Verilen metin:
# # # #

11 Eylül saldırılarını izleyen günlerdeki özgürlükleri öldüren ortam Parlamento’nun (Avrupa Parlamentosu-y.n.) izole bir şekilde sürdürdüğü direnişe bir son vermeyi mümkün kıldı. 30 Mayıs 2002’de Avrupalı vekiller eski tavırlarını terk ettiler ve direktif önerisinin 15. Maddesini geçirdiler. Bu madde şöyle demektedir: ’Üye devletler bu direktifte öngörülen hak ve yükümlülükleri sınırlamayı hedefleyen yasama önlemlerini eğer bu kısıtlama ulusal güvenliği koruma, savunma ve halkın güvenliğini korumak için gerekli bir önlem ise cezai suçların ya da elektronik iletişim sisteminin izinsiz kullanımın araştırılması, tespitini ve takibini kabul edebilirler (…). Bu amaçla üye devletler başka önlemlerin yanında sınırlı bir üre için veriye el konulmasını önleyebilirler.

# # # #

Verilen bilgiler:
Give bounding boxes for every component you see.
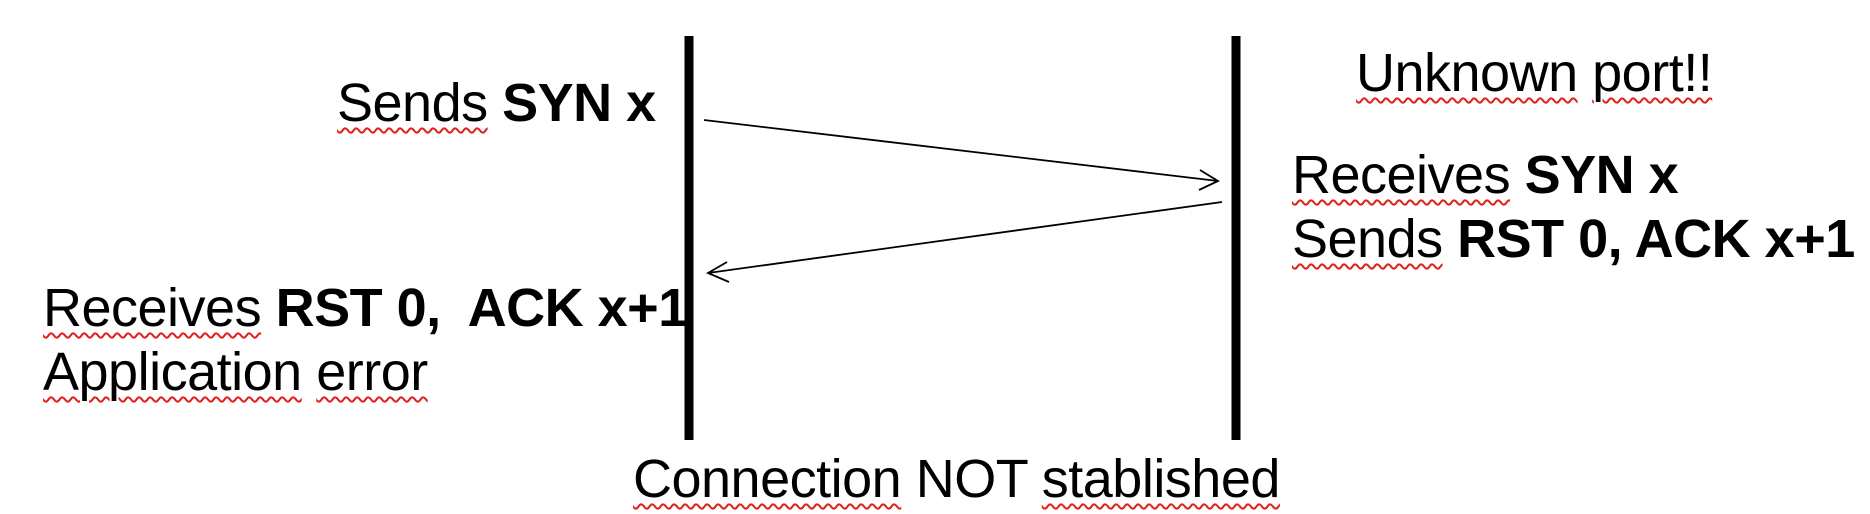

# # # #

Görev amacı:
Verilen metinden "11 Eylül saldırılarını" ile başlayıp "el konulmasını önleyebilirler." ifadesine kadar (bu ifade de dahil) uzanan bölümü hiç değiştirmeden yazın.

Doğru çıktı:
11 Eylül saldırılarını izleyen günlerdeki özgürlükleri öldüren ortam Parlamento’nun (Avrupa Parlamentosu-y.n.) izole bir şekilde sürdürdüğü direnişe bir son vermeyi mümkün kıldı. 30 Mayıs 2002’de Avrupalı vekiller eski tavırlarını terk ettiler ve direktif önerisinin 15. Maddesini geçirdiler. Bu madde şöyle demektedir: ’Üye devletler bu direktifte öngörülen hak ve yükümlülükleri sınırlamayı hedefleyen yasama önlemlerini eğer bu kısıtlama ulusal güvenliği koruma, savunma ve halkın güvenliğini korumak için gerekli bir önlem ise cezai suçların ya da elektronik iletişim sisteminin izinsiz kullanımın araştırılması, tespitini ve takibini kabul edebilirler (…). Bu amaçla üye devletler başka önlemlerin yanında sınırlı bir üre için veriye el konulmasını önleyebilirler.